Texte fourni »
>>>

De l’opéra à la calligraphie

Le film de wu xia a deux sources. L’une, majoritaire, inspirée du roman de chevalerie classique (Au bord de l’eau, Les Trois Royaumes) ou du nouveau roman d’arts martiaux apparu au milieu des années cinquante avec Jin Yong ou Louis Cha et Gu Long. L’autre, minoritaire, en retournant aux sources de l’Opéra de Pékin et à sa tradition martiale. Voie suivie par King Hu, attaché aux dames d’épée du répertoire opératique (wudan ou héroïne guerrière). L’auberge, dès L’Hirondelle d’or, puis avec Dragon Inn et L’Auberge du printemps, sera le lieu scénique qui scellera ces retrouvailles. Importance de l’architecture du décor, des accessoires, du placement des personnages, sens de la chorégraphie et des articulations entre les plans, avec cette alternance entre amour du cadre et de la surface puis vertu de la profondeur de champ. Les corps sont immobiles mais les objets-armes fusent pour eux, ou les accessoires sont immobiles et les personnages en mouvement (sauts, acrobaties) animent la scène en un feu d’artifice coloré, alors que le bruit des tissus dans l’air chante la mélodie des corps. Tradition musicale de l’opéra oblige, tout est affaire de rythme et de montage, d’accélération et de ralentissement, d’élans furtifs et d’arrêts brusques. D’une action, dont on ne voit que le milieu, nous manque son point de départ et d’arrivée, et d’une autre action, dont on voit le déclenchement et son impact, nous manque son développement. Unité, fragments, intervalles, temps morts et temps vifs, tout est merveilleusement orchestré. Rien à voir par conséquent avec le choc de l’action et l’explosion des corps (Chang Cheh) ou avec la frénésie du wu xia fantastique de Tsui Hark (Zu, les guerriers de la montage magique, 1983) où l’emballement de l’action ressemble à une toupie affolée que rien ne peut plus arrêter.

<<<

Lignes de données »
>>>

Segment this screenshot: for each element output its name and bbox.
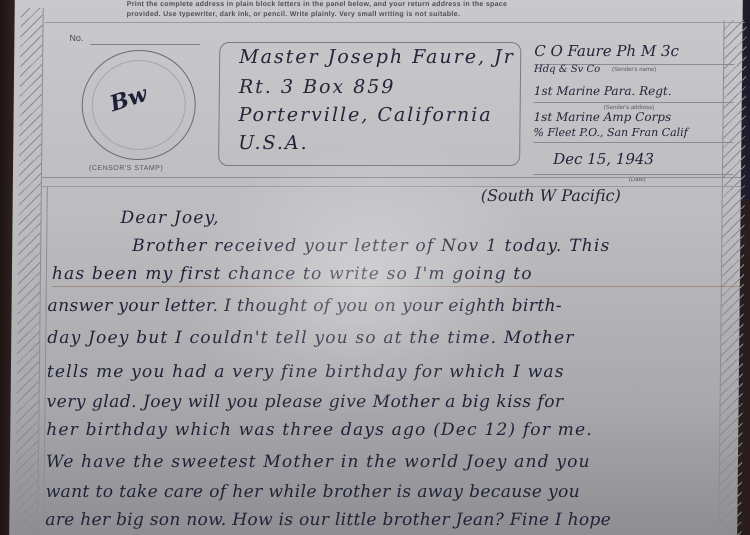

<<<
>>>

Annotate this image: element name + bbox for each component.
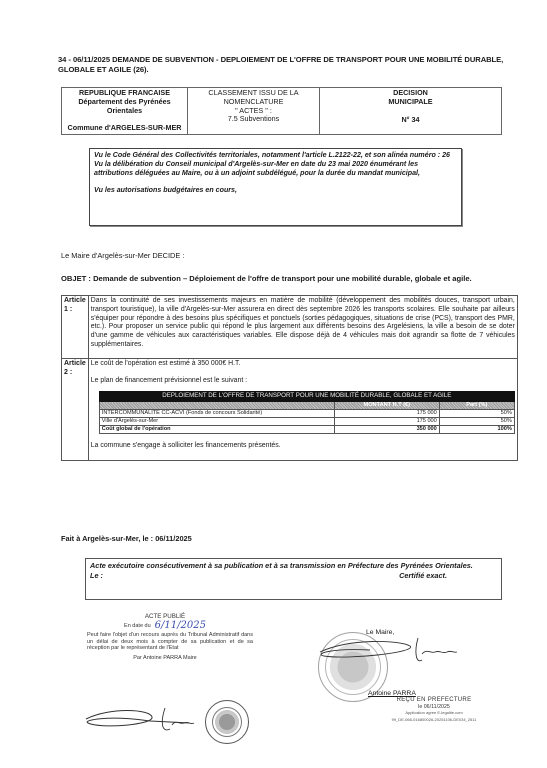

<<<

À faire »
[1] D'après le texte sur le film de wu xia, quel lieu scénique scelle chez King Hu les retrouvailles avec la tradition de l'Opéra de Pékin ?
[2] Rédigez la suite du texte sur le film de wu xia, s'il vous plaît, en partant de sa dernière phrase.

Réponses par consigne »
[1] L'auberge.

[2]
De L’Hirondelle d’or à Raining in the Mountain, King Hu a tenté l’alliance heureuse entre amour de l’opéra (unité de la scène close avec ses multiples combinatoires et agencements, ses variations de rythme, entre fulgurances et mouvements amples) et plaisir de la calligraphie, à jamais plane et ouverte. Les splendides scènes de forêt (A Touch of Zen, Raining in the Mountain) alternent mouvements horizontaux (course-poursuite) et verticaux, avec ces sauts dans le vide de personnages drapés dans leurs costumes qui semblent avoir pour mission par la grâce du montage de ne plus devoir retomber. Les travellings d’accompagnement déréalisent la nature et les brusques panoramiques d’un personnage à l’autre amplifient les intervalles et rendent la matière floue, à l’image du plein et du délié du pinceau. Mais lorsque Xu Feng, la muse de King Hu, s’arrête de courir, on la voit reprendre son souffle, respirer fortement, le front en sueur, l’air soucieux, avant de repartir. Chez King Hu, pour notre plus grand bonheur, l’abstraction a ses limites.